GIVEN INSTRUCTION -> Identify all lines below that hold "structured" and collect them.

RECORDED INFORMATION ->
begin
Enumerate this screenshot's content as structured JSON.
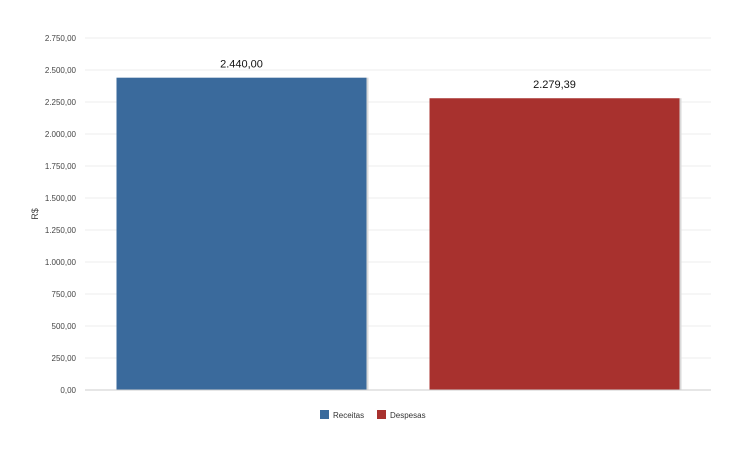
{
  "chart_data": {
    "type": "bar",
    "ylabel": "R$",
    "ylim": [
      0,
      2750
    ],
    "grid": true,
    "legend_position": "bottom-center",
    "y_ticks": [
      {
        "value": 0,
        "label": "0,00"
      },
      {
        "value": 250,
        "label": "250,00"
      },
      {
        "value": 500,
        "label": "500,00"
      },
      {
        "value": 750,
        "label": "750,00"
      },
      {
        "value": 1000,
        "label": "1.000,00"
      },
      {
        "value": 1250,
        "label": "1.250,00"
      },
      {
        "value": 1500,
        "label": "1.500,00"
      },
      {
        "value": 1750,
        "label": "1.750,00"
      },
      {
        "value": 2000,
        "label": "2.000,00"
      },
      {
        "value": 2250,
        "label": "2.250,00"
      },
      {
        "value": 2500,
        "label": "2.500,00"
      },
      {
        "value": 2750,
        "label": "2.750,00"
      }
    ],
    "series": [
      {
        "name": "Receitas",
        "value": 2440.0,
        "label": "2.440,00",
        "color": "#3a6a9c"
      },
      {
        "name": "Despesas",
        "value": 2279.39,
        "label": "2.279,39",
        "color": "#a8312e"
      }
    ]
  }
}
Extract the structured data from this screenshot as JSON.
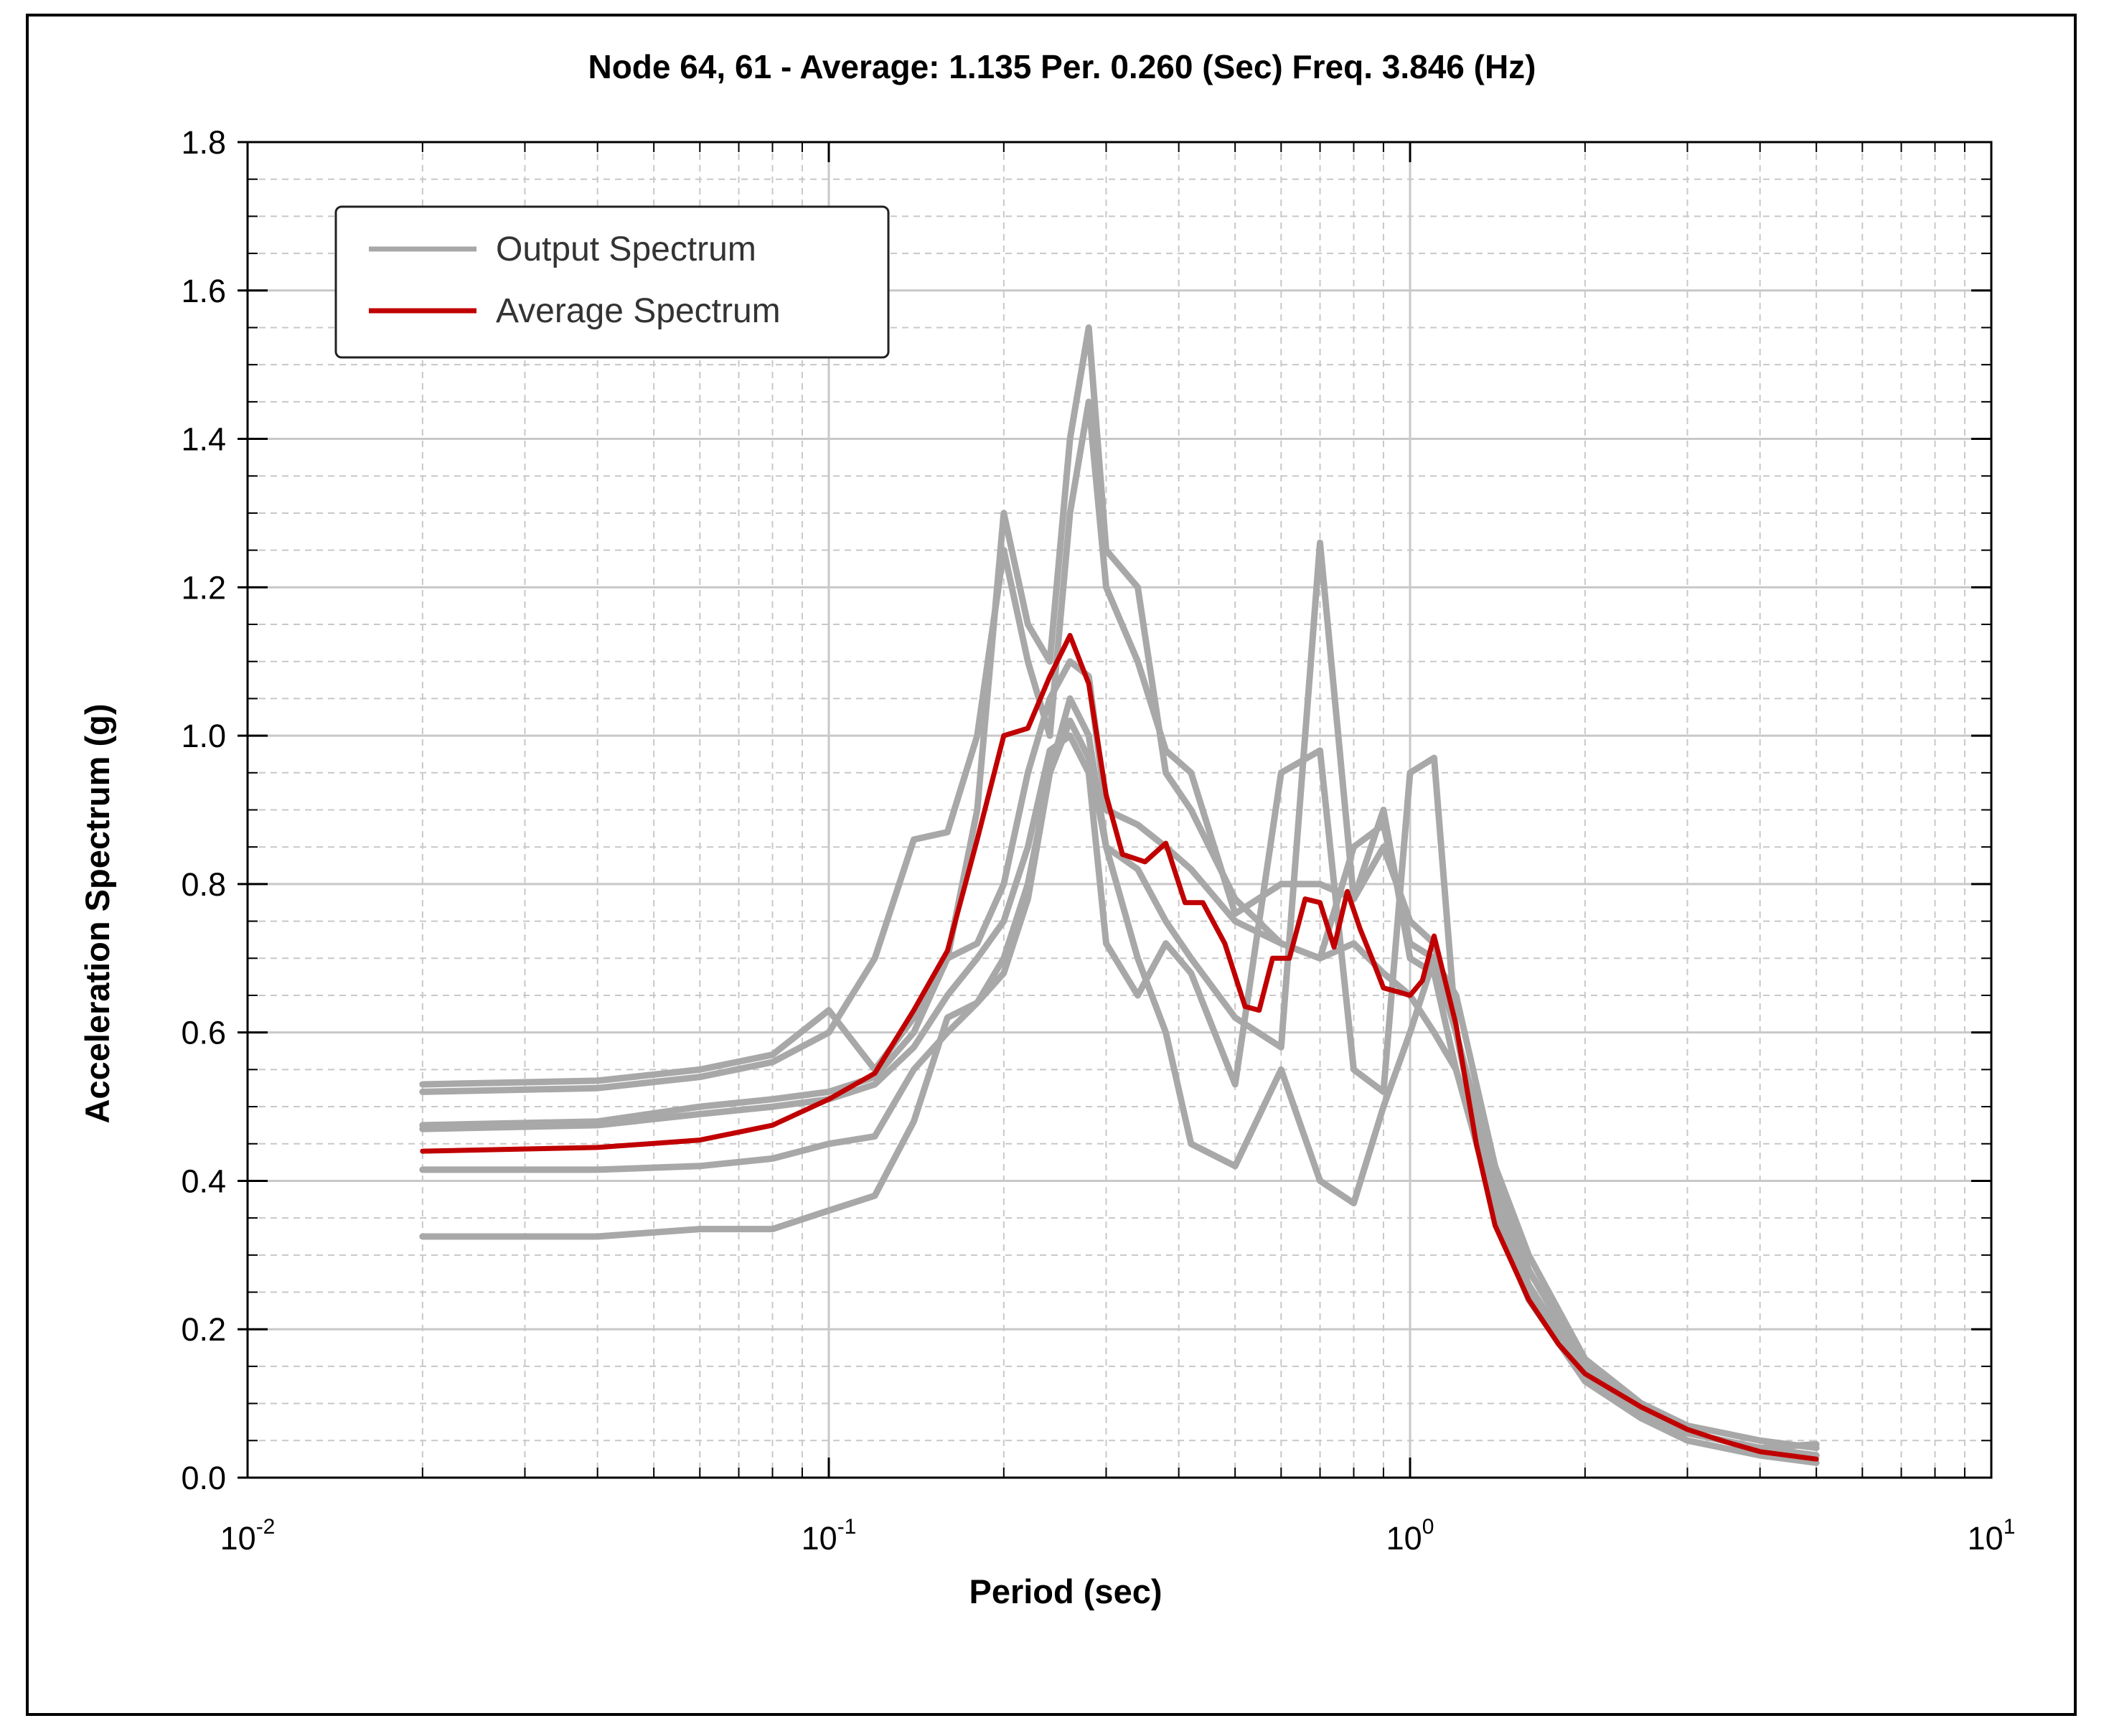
{
  "chart_data": {
    "type": "line",
    "title": "Node 64, 61 - Average: 1.135 Per. 0.260 (Sec) Freq. 3.846 (Hz)",
    "xlabel": "Period (sec)",
    "ylabel": "Acceleration Spectrum (g)",
    "x_scale": "log",
    "xlim": [
      0.01,
      10
    ],
    "ylim": [
      0,
      1.8
    ],
    "grid": true,
    "x_ticks": [
      {
        "base": "10",
        "exp": "-2",
        "value": 0.01
      },
      {
        "base": "10",
        "exp": "-1",
        "value": 0.1
      },
      {
        "base": "10",
        "exp": "0",
        "value": 1
      },
      {
        "base": "10",
        "exp": "1",
        "value": 10
      }
    ],
    "y_ticks": [
      "0.0",
      "0.2",
      "0.4",
      "0.6",
      "0.8",
      "1.0",
      "1.2",
      "1.4",
      "1.6",
      "1.8"
    ],
    "legend": {
      "position": "top-left",
      "entries": [
        {
          "label": "Output Spectrum",
          "color": "#a8a8a8"
        },
        {
          "label": "Average Spectrum",
          "color": "#c00000"
        }
      ]
    },
    "series": [
      {
        "name": "Output Spectrum",
        "color": "#a8a8a8",
        "x": [
          0.02,
          0.04,
          0.06,
          0.08,
          0.1,
          0.12,
          0.14,
          0.16,
          0.18,
          0.2,
          0.22,
          0.24,
          0.26,
          0.28,
          0.3,
          0.34,
          0.38,
          0.42,
          0.5,
          0.6,
          0.7,
          0.8,
          0.9,
          1.0,
          1.1,
          1.2,
          1.4,
          1.6,
          2.0,
          2.5,
          3.0,
          4.0,
          5.0
        ],
        "y": [
          0.53,
          0.535,
          0.55,
          0.57,
          0.63,
          0.55,
          0.62,
          0.7,
          0.9,
          1.3,
          1.15,
          1.1,
          1.4,
          1.55,
          1.25,
          1.2,
          0.95,
          0.9,
          0.78,
          0.72,
          0.7,
          0.85,
          0.88,
          0.72,
          0.7,
          0.6,
          0.38,
          0.28,
          0.15,
          0.09,
          0.06,
          0.04,
          0.045
        ]
      },
      {
        "name": "Output Spectrum",
        "color": "#a8a8a8",
        "x": [
          0.02,
          0.04,
          0.06,
          0.08,
          0.1,
          0.12,
          0.14,
          0.16,
          0.18,
          0.2,
          0.22,
          0.24,
          0.26,
          0.28,
          0.3,
          0.34,
          0.38,
          0.42,
          0.5,
          0.6,
          0.7,
          0.8,
          0.9,
          1.0,
          1.1,
          1.2,
          1.4,
          1.6,
          2.0,
          2.5,
          3.0,
          4.0,
          5.0
        ],
        "y": [
          0.52,
          0.525,
          0.54,
          0.56,
          0.6,
          0.7,
          0.86,
          0.87,
          1.0,
          1.25,
          1.1,
          1.0,
          1.3,
          1.45,
          1.2,
          1.1,
          0.98,
          0.95,
          0.76,
          0.8,
          0.8,
          0.78,
          0.9,
          0.7,
          0.68,
          0.55,
          0.36,
          0.25,
          0.13,
          0.08,
          0.06,
          0.04,
          0.03
        ]
      },
      {
        "name": "Output Spectrum",
        "color": "#a8a8a8",
        "x": [
          0.02,
          0.04,
          0.06,
          0.08,
          0.1,
          0.12,
          0.14,
          0.16,
          0.18,
          0.2,
          0.22,
          0.24,
          0.26,
          0.28,
          0.3,
          0.34,
          0.38,
          0.42,
          0.5,
          0.6,
          0.7,
          0.8,
          0.9,
          1.0,
          1.1,
          1.2,
          1.4,
          1.6,
          2.0,
          2.5,
          3.0,
          4.0,
          5.0
        ],
        "y": [
          0.475,
          0.48,
          0.5,
          0.51,
          0.52,
          0.54,
          0.6,
          0.7,
          0.72,
          0.8,
          0.95,
          1.05,
          1.1,
          1.08,
          0.9,
          0.88,
          0.85,
          0.82,
          0.75,
          0.72,
          0.7,
          0.72,
          0.68,
          0.65,
          0.6,
          0.55,
          0.38,
          0.26,
          0.14,
          0.09,
          0.06,
          0.04,
          0.03
        ]
      },
      {
        "name": "Output Spectrum",
        "color": "#a8a8a8",
        "x": [
          0.02,
          0.04,
          0.06,
          0.08,
          0.1,
          0.12,
          0.14,
          0.16,
          0.18,
          0.2,
          0.22,
          0.24,
          0.26,
          0.28,
          0.3,
          0.34,
          0.38,
          0.42,
          0.5,
          0.6,
          0.7,
          0.8,
          0.9,
          1.0,
          1.1,
          1.2,
          1.4,
          1.6,
          2.0,
          2.5,
          3.0,
          4.0,
          5.0
        ],
        "y": [
          0.47,
          0.475,
          0.49,
          0.5,
          0.51,
          0.53,
          0.58,
          0.65,
          0.7,
          0.75,
          0.85,
          0.98,
          1.0,
          0.95,
          0.72,
          0.65,
          0.72,
          0.68,
          0.53,
          0.95,
          0.98,
          0.55,
          0.52,
          0.95,
          0.97,
          0.6,
          0.35,
          0.24,
          0.13,
          0.08,
          0.05,
          0.03,
          0.02
        ]
      },
      {
        "name": "Output Spectrum",
        "color": "#a8a8a8",
        "x": [
          0.02,
          0.04,
          0.06,
          0.08,
          0.1,
          0.12,
          0.14,
          0.16,
          0.18,
          0.2,
          0.22,
          0.24,
          0.26,
          0.28,
          0.3,
          0.34,
          0.38,
          0.42,
          0.5,
          0.6,
          0.7,
          0.8,
          0.9,
          1.0,
          1.1,
          1.2,
          1.4,
          1.6,
          2.0,
          2.5,
          3.0,
          4.0,
          5.0
        ],
        "y": [
          0.415,
          0.415,
          0.42,
          0.43,
          0.45,
          0.46,
          0.55,
          0.6,
          0.64,
          0.7,
          0.8,
          0.95,
          1.05,
          1.0,
          0.85,
          0.7,
          0.6,
          0.45,
          0.42,
          0.55,
          0.4,
          0.37,
          0.5,
          0.6,
          0.7,
          0.65,
          0.42,
          0.3,
          0.16,
          0.1,
          0.07,
          0.05,
          0.04
        ]
      },
      {
        "name": "Output Spectrum",
        "color": "#a8a8a8",
        "x": [
          0.02,
          0.04,
          0.06,
          0.08,
          0.1,
          0.12,
          0.14,
          0.16,
          0.18,
          0.2,
          0.22,
          0.24,
          0.26,
          0.28,
          0.3,
          0.34,
          0.38,
          0.42,
          0.5,
          0.6,
          0.7,
          0.8,
          0.9,
          1.0,
          1.1,
          1.2,
          1.4,
          1.6,
          2.0,
          2.5,
          3.0,
          4.0,
          5.0
        ],
        "y": [
          0.325,
          0.325,
          0.335,
          0.335,
          0.36,
          0.38,
          0.48,
          0.62,
          0.64,
          0.68,
          0.78,
          0.95,
          1.02,
          0.97,
          0.85,
          0.82,
          0.75,
          0.7,
          0.62,
          0.58,
          1.26,
          0.78,
          0.85,
          0.75,
          0.72,
          0.6,
          0.4,
          0.28,
          0.15,
          0.09,
          0.06,
          0.04,
          0.03
        ]
      },
      {
        "name": "Average Spectrum",
        "color": "#c00000",
        "x": [
          0.02,
          0.04,
          0.06,
          0.08,
          0.1,
          0.12,
          0.14,
          0.16,
          0.18,
          0.2,
          0.22,
          0.24,
          0.26,
          0.28,
          0.3,
          0.32,
          0.35,
          0.38,
          0.41,
          0.44,
          0.48,
          0.52,
          0.55,
          0.58,
          0.62,
          0.66,
          0.7,
          0.74,
          0.78,
          0.82,
          0.86,
          0.9,
          0.95,
          1.0,
          1.05,
          1.1,
          1.2,
          1.3,
          1.4,
          1.6,
          1.8,
          2.0,
          2.5,
          3.0,
          3.5,
          4.0,
          5.0
        ],
        "y": [
          0.44,
          0.445,
          0.455,
          0.475,
          0.51,
          0.545,
          0.63,
          0.71,
          0.86,
          1.0,
          1.01,
          1.08,
          1.135,
          1.07,
          0.92,
          0.84,
          0.83,
          0.855,
          0.775,
          0.775,
          0.72,
          0.635,
          0.63,
          0.7,
          0.7,
          0.78,
          0.775,
          0.715,
          0.79,
          0.74,
          0.7,
          0.66,
          0.655,
          0.65,
          0.67,
          0.73,
          0.61,
          0.45,
          0.34,
          0.24,
          0.18,
          0.14,
          0.095,
          0.065,
          0.048,
          0.035,
          0.025
        ]
      }
    ]
  }
}
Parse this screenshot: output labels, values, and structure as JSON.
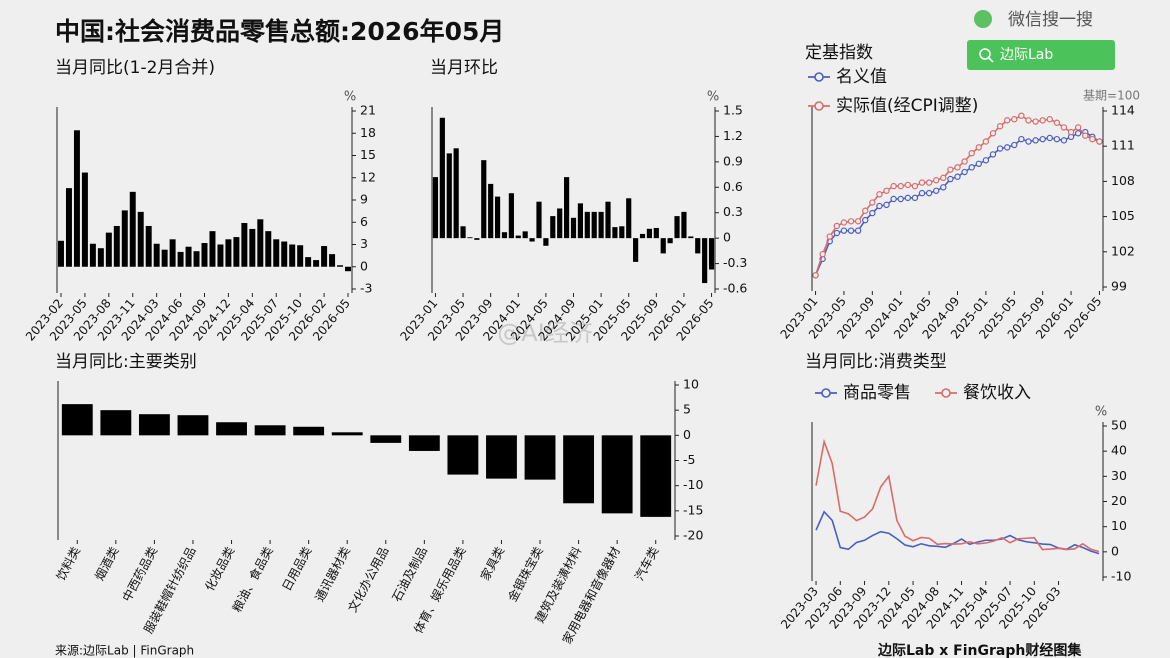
end
FULL RESPONSE ->
Enumerate this screenshot's content as structured JSON.
Extract the structured data from this screenshot as JSON.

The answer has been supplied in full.